EXCERPT PROVIDED:

Andersen, Erik C. et al. (2009) International Worm Meeting "Quantitative genetic analyses of C. elegans intraspecies variation in responses to Pseudomonas aeruginosa and Staphylococcus aureus."

Reddy, Kirthi, Okhah, Zachary, Kruglyak, Leonid, Andersen, Erik C., Kim, Dennis H.

[International Worm Meeting, 2009]

The nematode Caenorhabditis elegans responds to pathogenic bacteria with conserved innate immune responses and pathogen avoidance behaviors. We investigated natural variation in C. elegans responses to different pathogen infections, using a collection of advanced intercross recombinant inbred lines (RILs) between the laboratory wild-type strain N2 and a wild isolate from Hawaii CB4856. Initially, we chose to focus on the opportunistic human pathogen Pseudomonas aeruginosa, a gram-negative, aerobic bacterium. Quantitative trait mapping of the susceptibilities of 126 RILs led to the identification of a polymorphism in the npr-1 gene as causal in the difference in susceptibility to P. aeruginosa between these two strains. We showed that the mechanism of NPR-1-mediated pathogen resistance is through oxygen-dependent behavioral avoidance rather than through direct regulation of innate immunity. Because the npr-1 allele present in the N2 strain is a lab-derived gain-of-function allele (1), we sought natural variants involved in pathogen resistance by scoring susceptibility to P. aeruginosa in only those RILs with the ancestral npr-1 allele (found in CB4856). Through quantitative genetic analysis of 89 additional strains, we identified a second quantitative trait locus (QTL) on LGV. We will discuss our progress in determining the gene underlying this novel QTL. Subsequently, we investigated differences in the susceptibilities of N2 and CB4856 to Bacillus thuringiensis, Candida albicans, Cryptococcus neoformans, Enterococcus faecalis, Serratia marcescens, and Staphylococcus aureus. Assays using the gram-positive bacterium S. aureus had the most robust survival difference between the two parental strains. Quantitative trait mapping of the susceptibilities of 73 RILs led to a causal polymorphism in the npr-1 gene, indicating that behavior determines the susceptibility to this pathogen as well. We will present our progress on the identification of additional QTL controlling susceptibility to S. aureus. (1) McGrath PT et al. Neuron 2009; 61(5):692-699.

DATA LISTING:
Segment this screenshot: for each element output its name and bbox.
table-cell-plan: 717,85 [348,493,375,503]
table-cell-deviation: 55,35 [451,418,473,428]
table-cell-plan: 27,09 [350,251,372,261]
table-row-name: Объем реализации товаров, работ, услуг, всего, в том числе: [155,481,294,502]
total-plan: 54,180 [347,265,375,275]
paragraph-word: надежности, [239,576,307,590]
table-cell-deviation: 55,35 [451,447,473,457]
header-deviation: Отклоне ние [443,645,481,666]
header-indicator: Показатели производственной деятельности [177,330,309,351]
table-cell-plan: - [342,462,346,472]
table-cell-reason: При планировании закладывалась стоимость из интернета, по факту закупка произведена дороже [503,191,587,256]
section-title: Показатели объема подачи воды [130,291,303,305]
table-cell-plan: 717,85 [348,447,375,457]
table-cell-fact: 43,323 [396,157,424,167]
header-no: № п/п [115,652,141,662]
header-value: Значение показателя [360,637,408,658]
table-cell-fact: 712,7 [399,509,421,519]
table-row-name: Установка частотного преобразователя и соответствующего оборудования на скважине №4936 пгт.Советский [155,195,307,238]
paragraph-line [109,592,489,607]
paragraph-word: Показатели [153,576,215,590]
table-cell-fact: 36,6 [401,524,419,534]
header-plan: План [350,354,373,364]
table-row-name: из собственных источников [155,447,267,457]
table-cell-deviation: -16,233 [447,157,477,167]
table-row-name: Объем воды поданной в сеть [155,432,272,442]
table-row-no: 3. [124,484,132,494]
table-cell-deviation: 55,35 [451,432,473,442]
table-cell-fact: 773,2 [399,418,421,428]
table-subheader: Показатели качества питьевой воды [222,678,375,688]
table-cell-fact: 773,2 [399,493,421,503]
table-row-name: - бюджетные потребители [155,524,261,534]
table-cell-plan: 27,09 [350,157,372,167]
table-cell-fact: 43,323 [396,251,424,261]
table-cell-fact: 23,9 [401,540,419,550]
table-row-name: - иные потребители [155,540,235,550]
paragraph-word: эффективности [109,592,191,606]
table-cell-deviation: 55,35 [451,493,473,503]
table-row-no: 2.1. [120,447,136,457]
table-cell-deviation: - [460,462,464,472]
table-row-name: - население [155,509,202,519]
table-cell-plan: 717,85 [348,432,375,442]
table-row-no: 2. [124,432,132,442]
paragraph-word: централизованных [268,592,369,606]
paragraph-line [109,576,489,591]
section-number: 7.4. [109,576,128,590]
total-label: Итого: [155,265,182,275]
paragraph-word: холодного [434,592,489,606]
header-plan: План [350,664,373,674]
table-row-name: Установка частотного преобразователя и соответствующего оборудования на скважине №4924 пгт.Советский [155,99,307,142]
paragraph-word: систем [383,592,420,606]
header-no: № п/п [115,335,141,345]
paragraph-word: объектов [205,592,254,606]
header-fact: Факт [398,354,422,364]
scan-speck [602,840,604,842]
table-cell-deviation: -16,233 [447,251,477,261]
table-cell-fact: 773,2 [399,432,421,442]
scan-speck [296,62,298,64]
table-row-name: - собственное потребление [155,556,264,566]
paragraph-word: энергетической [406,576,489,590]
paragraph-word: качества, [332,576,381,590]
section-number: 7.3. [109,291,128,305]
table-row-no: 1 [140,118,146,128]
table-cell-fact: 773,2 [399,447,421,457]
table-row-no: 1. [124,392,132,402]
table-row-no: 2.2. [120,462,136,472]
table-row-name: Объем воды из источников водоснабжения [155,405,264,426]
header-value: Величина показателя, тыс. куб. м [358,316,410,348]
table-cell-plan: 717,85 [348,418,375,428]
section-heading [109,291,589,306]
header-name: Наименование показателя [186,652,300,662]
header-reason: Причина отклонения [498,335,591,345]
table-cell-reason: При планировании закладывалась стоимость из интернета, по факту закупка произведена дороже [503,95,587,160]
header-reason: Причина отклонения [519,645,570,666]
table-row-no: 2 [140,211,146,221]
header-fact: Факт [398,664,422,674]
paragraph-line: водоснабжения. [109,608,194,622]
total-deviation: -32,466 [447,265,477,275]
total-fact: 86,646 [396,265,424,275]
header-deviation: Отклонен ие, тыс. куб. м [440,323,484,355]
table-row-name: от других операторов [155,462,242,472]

WORK TASK: Please repeat the abstract word for word, starting at "Andersen, Erik C. et" and ending at "Kim, Dennis H.". The listing is separate material that stands apart from the abstract.

RESPONSE BOX:
Andersen, Erik C. et al. (2009) International Worm Meeting "Quantitative genetic analyses of C. elegans intraspecies variation in responses to Pseudomonas aeruginosa and Staphylococcus aureus."

Reddy, Kirthi, Okhah, Zachary, Kruglyak, Leonid, Andersen, Erik C., Kim, Dennis H.